* What the task asks *
Tally the lines of the listing that contain the string "ulkomaalaistaustaiset". Give the number and nothing else.

Figure collection entries

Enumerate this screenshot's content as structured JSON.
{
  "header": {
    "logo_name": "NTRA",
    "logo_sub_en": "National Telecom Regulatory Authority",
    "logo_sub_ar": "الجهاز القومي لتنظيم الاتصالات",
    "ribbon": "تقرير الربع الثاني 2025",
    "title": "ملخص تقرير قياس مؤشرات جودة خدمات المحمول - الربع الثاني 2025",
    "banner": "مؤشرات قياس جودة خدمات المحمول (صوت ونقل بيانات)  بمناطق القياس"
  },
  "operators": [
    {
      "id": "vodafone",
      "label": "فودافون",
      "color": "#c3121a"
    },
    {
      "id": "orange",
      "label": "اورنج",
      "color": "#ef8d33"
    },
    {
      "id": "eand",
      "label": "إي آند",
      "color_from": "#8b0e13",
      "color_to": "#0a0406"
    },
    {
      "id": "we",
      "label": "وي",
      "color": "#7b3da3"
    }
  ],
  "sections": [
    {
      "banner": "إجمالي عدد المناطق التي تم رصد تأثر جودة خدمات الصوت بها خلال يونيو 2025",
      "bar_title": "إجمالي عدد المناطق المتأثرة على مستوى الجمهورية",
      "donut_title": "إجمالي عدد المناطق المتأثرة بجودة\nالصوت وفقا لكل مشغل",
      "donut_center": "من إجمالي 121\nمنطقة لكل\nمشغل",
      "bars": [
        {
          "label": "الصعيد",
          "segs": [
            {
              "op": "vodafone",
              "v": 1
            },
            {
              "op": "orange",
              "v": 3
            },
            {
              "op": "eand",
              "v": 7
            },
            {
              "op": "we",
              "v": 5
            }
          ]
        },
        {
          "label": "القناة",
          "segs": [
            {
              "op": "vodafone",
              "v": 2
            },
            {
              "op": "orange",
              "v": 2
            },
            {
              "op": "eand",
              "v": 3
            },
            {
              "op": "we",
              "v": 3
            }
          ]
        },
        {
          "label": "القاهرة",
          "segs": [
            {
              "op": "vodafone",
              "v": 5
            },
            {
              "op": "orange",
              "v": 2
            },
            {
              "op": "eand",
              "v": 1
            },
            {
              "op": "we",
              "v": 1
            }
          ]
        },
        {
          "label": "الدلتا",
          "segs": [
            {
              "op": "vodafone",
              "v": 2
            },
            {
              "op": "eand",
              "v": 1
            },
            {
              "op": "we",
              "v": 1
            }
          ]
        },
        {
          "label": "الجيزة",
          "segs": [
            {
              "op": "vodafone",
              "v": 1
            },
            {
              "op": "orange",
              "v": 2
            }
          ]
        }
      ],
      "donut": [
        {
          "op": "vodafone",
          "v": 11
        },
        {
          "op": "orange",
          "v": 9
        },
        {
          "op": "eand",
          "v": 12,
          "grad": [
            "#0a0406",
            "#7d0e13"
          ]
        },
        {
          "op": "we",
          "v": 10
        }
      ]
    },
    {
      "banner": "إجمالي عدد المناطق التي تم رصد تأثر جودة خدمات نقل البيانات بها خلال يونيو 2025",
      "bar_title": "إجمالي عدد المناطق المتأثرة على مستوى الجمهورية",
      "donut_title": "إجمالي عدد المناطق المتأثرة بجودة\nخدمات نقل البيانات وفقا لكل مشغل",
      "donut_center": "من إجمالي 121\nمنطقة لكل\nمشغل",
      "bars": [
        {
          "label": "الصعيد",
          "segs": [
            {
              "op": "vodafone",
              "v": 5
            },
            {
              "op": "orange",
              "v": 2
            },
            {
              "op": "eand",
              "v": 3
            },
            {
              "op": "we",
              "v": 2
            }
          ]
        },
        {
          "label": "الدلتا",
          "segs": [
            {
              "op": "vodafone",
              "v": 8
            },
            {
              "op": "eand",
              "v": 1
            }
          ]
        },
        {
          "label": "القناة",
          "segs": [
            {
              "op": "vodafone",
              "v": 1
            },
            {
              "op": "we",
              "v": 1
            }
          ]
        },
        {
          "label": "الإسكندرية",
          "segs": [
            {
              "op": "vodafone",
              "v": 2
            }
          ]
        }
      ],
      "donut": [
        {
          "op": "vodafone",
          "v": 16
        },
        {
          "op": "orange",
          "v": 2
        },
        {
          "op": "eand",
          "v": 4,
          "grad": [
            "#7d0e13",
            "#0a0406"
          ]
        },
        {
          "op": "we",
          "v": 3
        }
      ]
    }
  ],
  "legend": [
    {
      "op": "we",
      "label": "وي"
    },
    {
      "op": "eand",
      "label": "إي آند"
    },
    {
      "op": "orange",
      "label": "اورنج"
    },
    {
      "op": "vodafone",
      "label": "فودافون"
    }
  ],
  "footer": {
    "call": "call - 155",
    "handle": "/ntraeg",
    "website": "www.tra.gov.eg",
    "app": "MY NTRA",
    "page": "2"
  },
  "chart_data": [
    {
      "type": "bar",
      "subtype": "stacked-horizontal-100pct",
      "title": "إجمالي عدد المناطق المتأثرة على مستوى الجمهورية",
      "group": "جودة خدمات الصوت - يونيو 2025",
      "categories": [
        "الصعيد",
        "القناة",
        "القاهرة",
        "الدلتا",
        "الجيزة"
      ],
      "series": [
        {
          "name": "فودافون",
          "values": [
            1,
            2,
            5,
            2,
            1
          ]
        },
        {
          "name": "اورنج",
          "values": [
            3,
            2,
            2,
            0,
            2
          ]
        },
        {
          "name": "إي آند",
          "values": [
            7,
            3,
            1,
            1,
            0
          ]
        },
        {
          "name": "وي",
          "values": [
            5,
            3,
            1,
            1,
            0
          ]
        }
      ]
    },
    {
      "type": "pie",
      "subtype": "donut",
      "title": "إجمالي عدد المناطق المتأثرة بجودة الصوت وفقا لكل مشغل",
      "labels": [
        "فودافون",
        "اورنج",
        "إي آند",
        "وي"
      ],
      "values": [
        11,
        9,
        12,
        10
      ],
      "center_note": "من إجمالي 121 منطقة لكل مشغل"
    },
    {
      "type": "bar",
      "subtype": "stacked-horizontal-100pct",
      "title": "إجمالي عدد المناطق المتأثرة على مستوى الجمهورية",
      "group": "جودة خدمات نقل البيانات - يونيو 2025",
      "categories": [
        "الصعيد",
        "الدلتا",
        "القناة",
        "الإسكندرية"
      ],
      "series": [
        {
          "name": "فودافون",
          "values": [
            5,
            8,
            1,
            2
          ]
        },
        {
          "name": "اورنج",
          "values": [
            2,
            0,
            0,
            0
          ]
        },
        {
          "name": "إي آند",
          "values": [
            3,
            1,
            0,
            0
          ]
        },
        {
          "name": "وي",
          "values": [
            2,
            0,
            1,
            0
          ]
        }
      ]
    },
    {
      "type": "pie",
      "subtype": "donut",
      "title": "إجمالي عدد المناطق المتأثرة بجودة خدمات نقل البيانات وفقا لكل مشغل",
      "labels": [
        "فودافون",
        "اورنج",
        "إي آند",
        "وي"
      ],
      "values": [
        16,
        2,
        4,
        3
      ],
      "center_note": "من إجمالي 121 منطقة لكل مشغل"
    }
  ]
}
...
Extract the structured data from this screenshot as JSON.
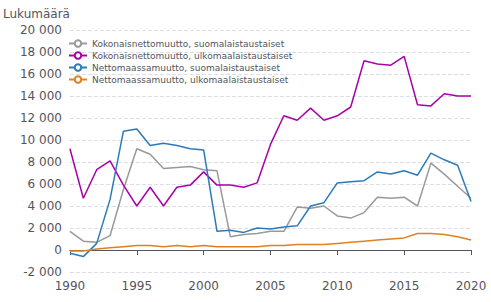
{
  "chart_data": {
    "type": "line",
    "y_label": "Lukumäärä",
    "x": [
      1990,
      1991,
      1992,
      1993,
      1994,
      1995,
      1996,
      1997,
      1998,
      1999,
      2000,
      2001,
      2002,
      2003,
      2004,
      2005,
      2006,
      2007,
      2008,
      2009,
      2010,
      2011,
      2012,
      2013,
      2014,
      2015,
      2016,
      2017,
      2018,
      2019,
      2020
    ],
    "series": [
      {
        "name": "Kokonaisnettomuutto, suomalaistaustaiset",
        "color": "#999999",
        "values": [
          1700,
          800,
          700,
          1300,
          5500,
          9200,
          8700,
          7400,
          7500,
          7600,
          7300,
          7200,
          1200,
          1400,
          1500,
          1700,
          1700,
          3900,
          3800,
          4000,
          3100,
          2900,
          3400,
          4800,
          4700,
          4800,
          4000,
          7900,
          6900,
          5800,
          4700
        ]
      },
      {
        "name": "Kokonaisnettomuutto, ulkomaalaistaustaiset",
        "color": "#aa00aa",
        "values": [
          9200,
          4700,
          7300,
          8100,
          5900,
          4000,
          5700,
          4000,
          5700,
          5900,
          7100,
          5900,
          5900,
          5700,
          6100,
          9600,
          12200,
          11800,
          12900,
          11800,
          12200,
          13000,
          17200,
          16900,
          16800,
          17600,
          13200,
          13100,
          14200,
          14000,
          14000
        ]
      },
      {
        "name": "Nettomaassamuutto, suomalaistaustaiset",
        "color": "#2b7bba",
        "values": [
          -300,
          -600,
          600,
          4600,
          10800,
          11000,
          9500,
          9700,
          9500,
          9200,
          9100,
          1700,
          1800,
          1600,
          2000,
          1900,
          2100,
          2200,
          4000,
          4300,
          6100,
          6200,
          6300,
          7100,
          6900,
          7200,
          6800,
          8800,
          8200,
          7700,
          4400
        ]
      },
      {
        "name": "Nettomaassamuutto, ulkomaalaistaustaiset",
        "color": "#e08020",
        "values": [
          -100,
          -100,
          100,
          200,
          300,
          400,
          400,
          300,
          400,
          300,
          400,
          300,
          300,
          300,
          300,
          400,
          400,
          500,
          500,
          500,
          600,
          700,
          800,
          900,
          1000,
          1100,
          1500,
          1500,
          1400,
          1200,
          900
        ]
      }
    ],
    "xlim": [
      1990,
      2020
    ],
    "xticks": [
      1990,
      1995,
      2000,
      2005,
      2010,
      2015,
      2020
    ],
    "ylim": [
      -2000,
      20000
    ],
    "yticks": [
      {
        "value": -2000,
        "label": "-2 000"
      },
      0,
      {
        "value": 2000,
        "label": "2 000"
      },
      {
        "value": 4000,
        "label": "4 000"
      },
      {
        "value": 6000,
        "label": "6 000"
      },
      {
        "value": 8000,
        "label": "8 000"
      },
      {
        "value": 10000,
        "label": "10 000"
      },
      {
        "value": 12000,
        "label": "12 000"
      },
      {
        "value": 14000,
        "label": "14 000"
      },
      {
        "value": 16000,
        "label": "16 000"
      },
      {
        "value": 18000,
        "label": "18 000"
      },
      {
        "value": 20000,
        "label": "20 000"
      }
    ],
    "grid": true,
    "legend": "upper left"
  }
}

* Solution to this task *
2